■ Exercise requirements: Provide the count of lines that hold "document" and no other output.

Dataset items
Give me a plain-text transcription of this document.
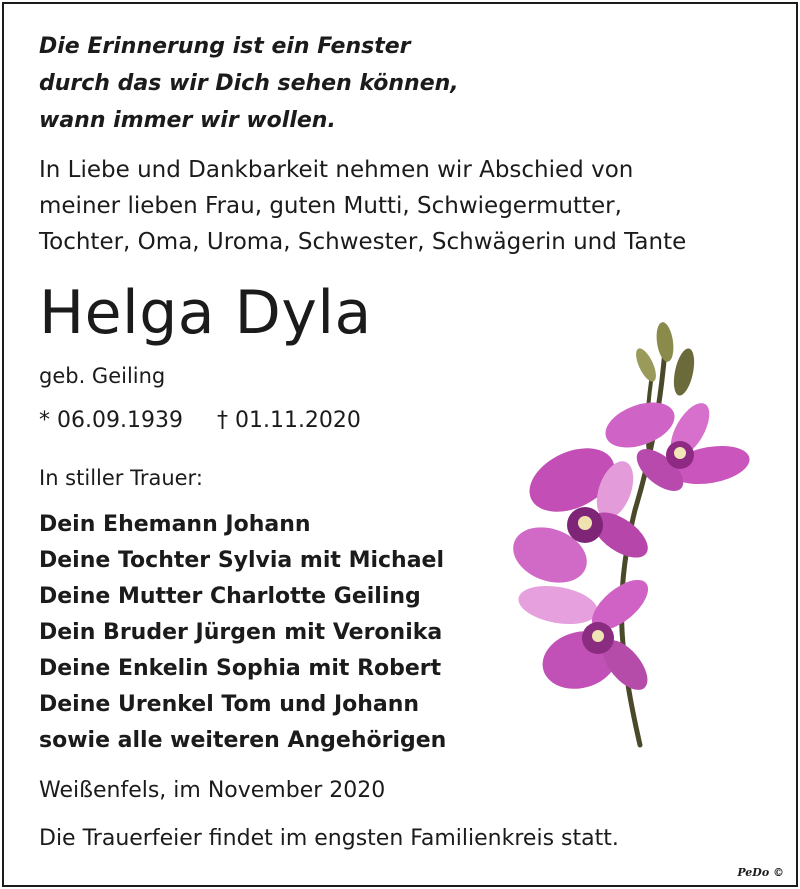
Die Erinnerung ist ein Fenster
durch das wir Dich sehen können,
wann immer wir wollen.
In Liebe und Dankbarkeit nehmen wir Abschied von
meiner lieben Frau, guten Mutti, Schwiegermutter,
Tochter, Oma, Uroma, Schwester, Schwägerin und Tante
Helga Dyla
geb. Geiling
* 06.09.1939 † 01.11.2020
In stiller Trauer:
Dein Ehemann Johann
Deine Tochter Sylvia mit Michael
Deine Mutter Charlotte Geiling
Dein Bruder Jürgen mit Veronika
Deine Enkelin Sophia mit Robert
Deine Urenkel Tom und Johann
sowie alle weiteren Angehörigen
Weißenfels, im November 2020
Die Trauerfeier findet im engsten Familienkreis statt.
PeDo ©
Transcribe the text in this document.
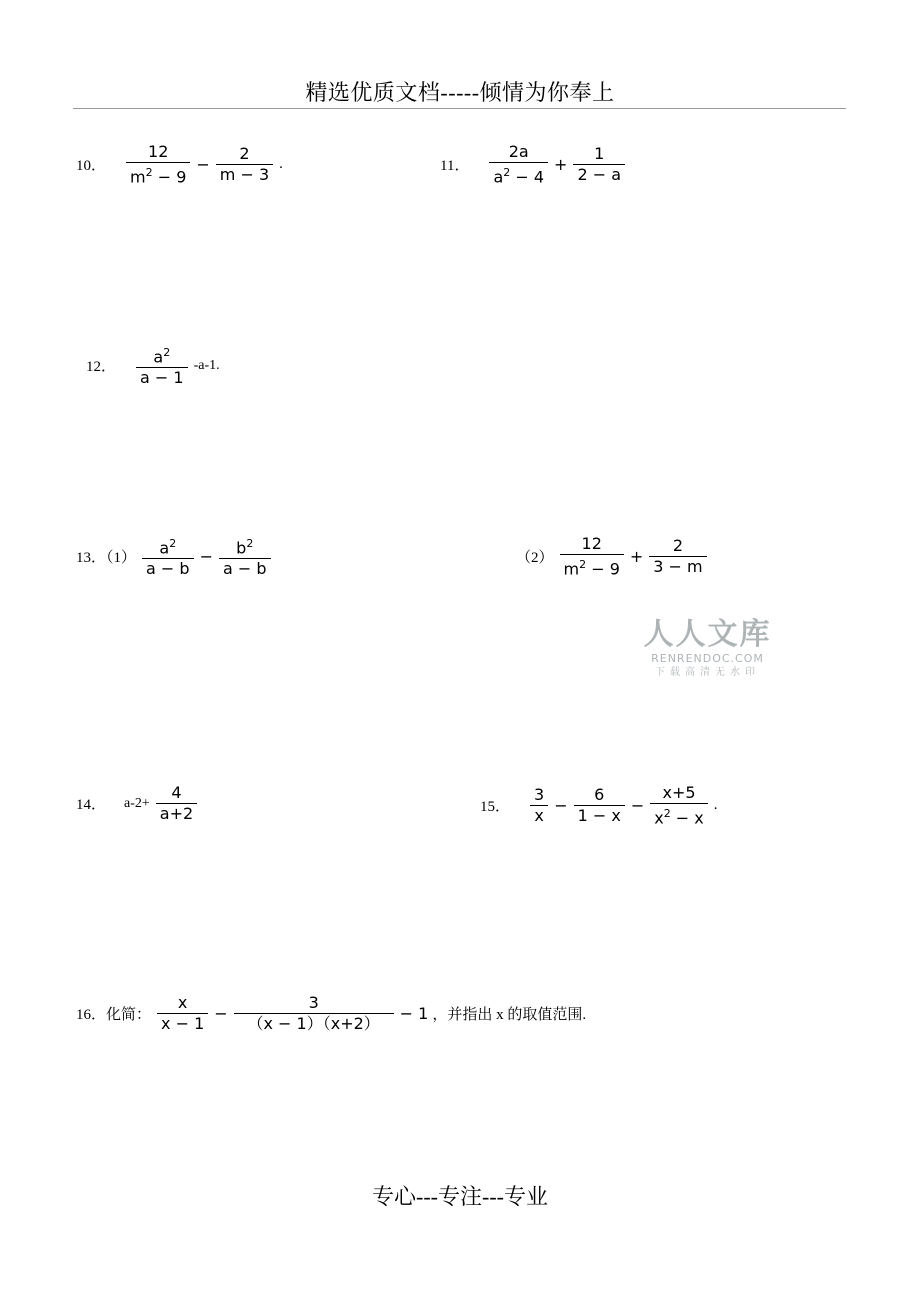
精选优质文档-----倾情为你奉上
10． $\frac{12}{m^2 - 9} - \frac{2}{m - 3}$ .	11． $\frac{2a}{a^2 - 4} + \frac{1}{2 - a}$
12． $\frac{a^2}{a - 1} -a-1$.
13．$(1) \frac{a^2}{a - b} - \frac{b^2}{a - b}$	$(2) \frac{12}{m^2 - 9} + \frac{2}{3 - m}$
人人文库
RENRENDOC.COM
下载高清无水印
14． $a-2+ \frac{4}{a+2}$	15． $\frac{3}{x} - \frac{6}{1 - x} - \frac{x+5}{x^2 - x}$ .
16．化简： $\frac{x}{x - 1} - \frac{3}{(x - 1)(x+2)} - 1$ ，并指出 x 的取值范围.
专心---专注---专业
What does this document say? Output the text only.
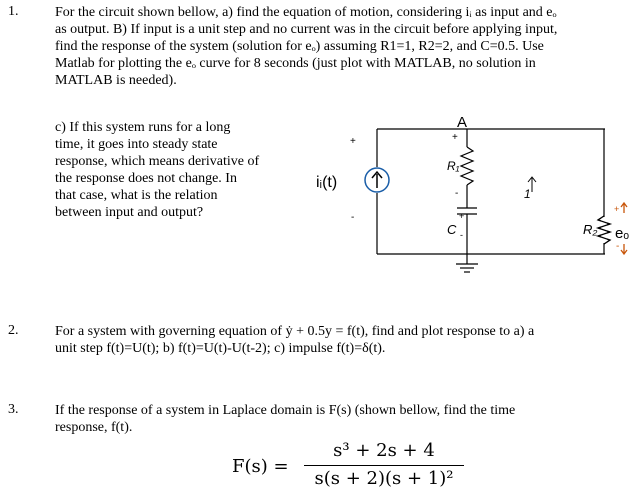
1.	For the circuit shown bellow, a) find the equation of motion, considering iᵢ as input and eₒ
as output. B) If input is a unit step and no current was in the circuit before applying input,
find the response of the system (solution for eₒ) assuming R1=1, R2=2, and C=0.5. Use
Matlab for plotting the eₒ curve for 8 seconds (just plot with MATLAB, no solution in
MATLAB is needed).
c) If this system runs for a long
time, it goes into steady state
response, which means derivative of
the response does not change. In
that case, what is the relation
between input and output?
+
-
+
-
+
-
iᵢ(t)
A
R₁
C	R₂
+
eₒ
-
1
2.	For a system with governing equation of ẏ + 0.5y = f(t), find and plot response to a) a
unit step f(t)=U(t); b) f(t)=U(t)-U(t-2); c) impulse f(t)=δ(t).
3.	If the response of a system in Laplace domain is F(s) (shown bellow, find the time
response, f(t).
F(s) =
s³ + 2s + 4
s(s + 2)(s + 1)²
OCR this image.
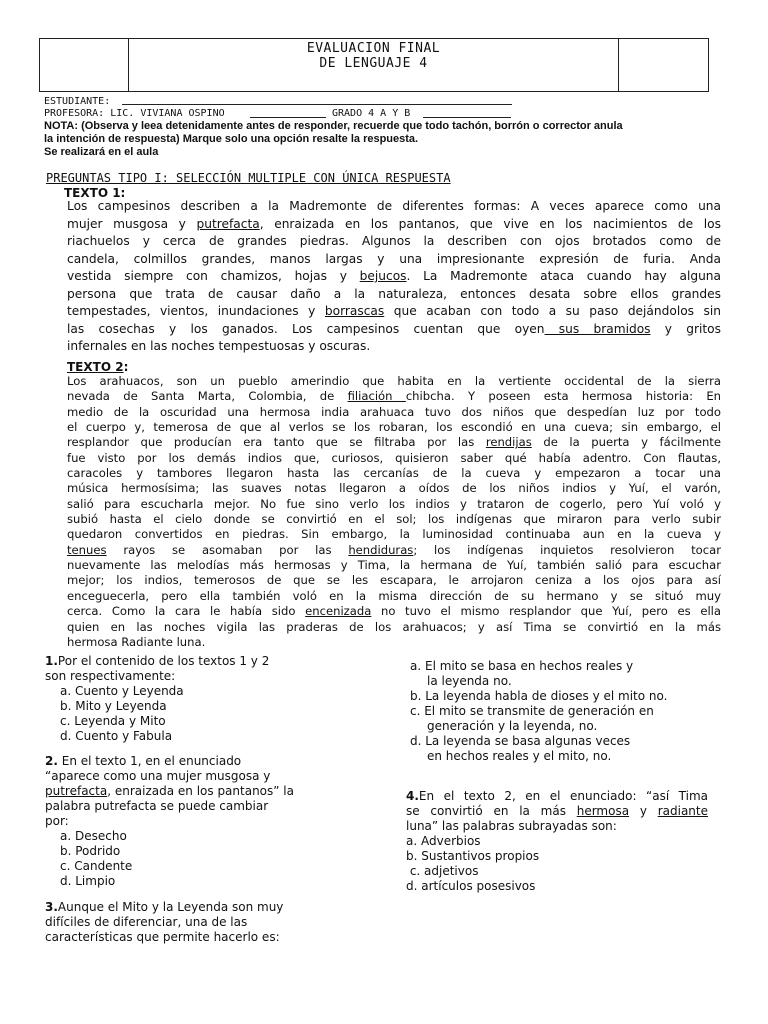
EVALUACION FINAL
DE LENGUAJE 4
ESTUDIANTE:
PROFESORA: LIC. VIVIANA OSPINO	GRADO 4 A Y B
NOTA: (Observa y leea detenidamente antes de responder, recuerde que todo tachón, borrón o corrector anula
la intención de respuesta) Marque solo una opción resalte la respuesta.
Se realizará en el aula
PREGUNTAS TIPO I: SELECCIÓN MULTIPLE CON ÚNICA RESPUESTA
TEXTO 1:
Los campesinos describen a la Madremonte de diferentes formas: A veces aparece como una
mujer musgosa y putrefacta, enraizada en los pantanos, que vive en los nacimientos de los
riachuelos y cerca de grandes piedras. Algunos la describen con ojos brotados como de
candela, colmillos grandes, manos largas y una impresionante expresión de furia. Anda
vestida siempre con chamizos, hojas y bejucos. La Madremonte ataca cuando hay alguna
persona que trata de causar daño a la naturaleza, entonces desata sobre ellos grandes
tempestades, vientos, inundaciones y borrascas que acaban con todo a su paso dejándolos sin
las cosechas y los ganados. Los campesinos cuentan que oyen sus bramidos y gritos
infernales en las noches tempestuosas y oscuras.
TEXTO 2:
Los arahuacos, son un pueblo amerindio que habita en la vertiente occidental de la sierra
nevada de Santa Marta, Colombia, de filiación chibcha. Y poseen esta hermosa historia: En
medio de la oscuridad una hermosa india arahuaca tuvo dos niños que despedían luz por todo
el cuerpo y, temerosa de que al verlos se los robaran, los escondió en una cueva; sin embargo, el
resplandor que producían era tanto que se filtraba por las rendijas de la puerta y fácilmente
fue visto por los demás indios que, curiosos, quisieron saber qué había adentro. Con flautas,
caracoles y tambores llegaron hasta las cercanías de la cueva y empezaron a tocar una
música hermosísima; las suaves notas llegaron a oídos de los niños indios y Yuí, el varón,
salió para escucharla mejor. No fue sino verlo los indios y trataron de cogerlo, pero Yuí voló y
subió hasta el cielo donde se convirtió en el sol; los indígenas que miraron para verlo subir
quedaron convertidos en piedras. Sin embargo, la luminosidad continuaba aun en la cueva y
tenues rayos se asomaban por las hendiduras; los indígenas inquietos resolvieron tocar
nuevamente las melodías más hermosas y Tima, la hermana de Yuí, también salió para escuchar
mejor; los indios, temerosos de que se les escapara, le arrojaron ceniza a los ojos para así
enceguecerla, pero ella también voló en la misma dirección de su hermano y se situó muy
cerca. Como la cara le había sido encenizada no tuvo el mismo resplandor que Yuí, pero es ella
quien en las noches vigila las praderas de los arahuacos; y así Tima se convirtió en la más
hermosa Radiante luna.
1.Por el contenido de los textos 1 y 2
son respectivamente:
a. Cuento y Leyenda
b. Mito y Leyenda
c. Leyenda y Mito
d. Cuento y Fabula
2. En el texto 1, en el enunciado
“aparece como una mujer musgosa y
putrefacta, enraizada en los pantanos” la
palabra putrefacta se puede cambiar
por:
a. Desecho
b. Podrido
c. Candente
d. Limpio
3.Aunque el Mito y la Leyenda son muy
difíciles de diferenciar, una de las
características que permite hacerlo es:
a. El mito se basa en hechos reales y
la leyenda no.
b. La leyenda habla de dioses y el mito no.
c. El mito se transmite de generación en
generación y la leyenda, no.
d. La leyenda se basa algunas veces
en hechos reales y el mito, no.
4.En el texto 2, en el enunciado: “así Tima
se convirtió en la más hermosa y radiante
luna” las palabras subrayadas son:
a. Adverbios
b. Sustantivos propios
c. adjetivos
d. artículos posesivos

■ Problem solution: 3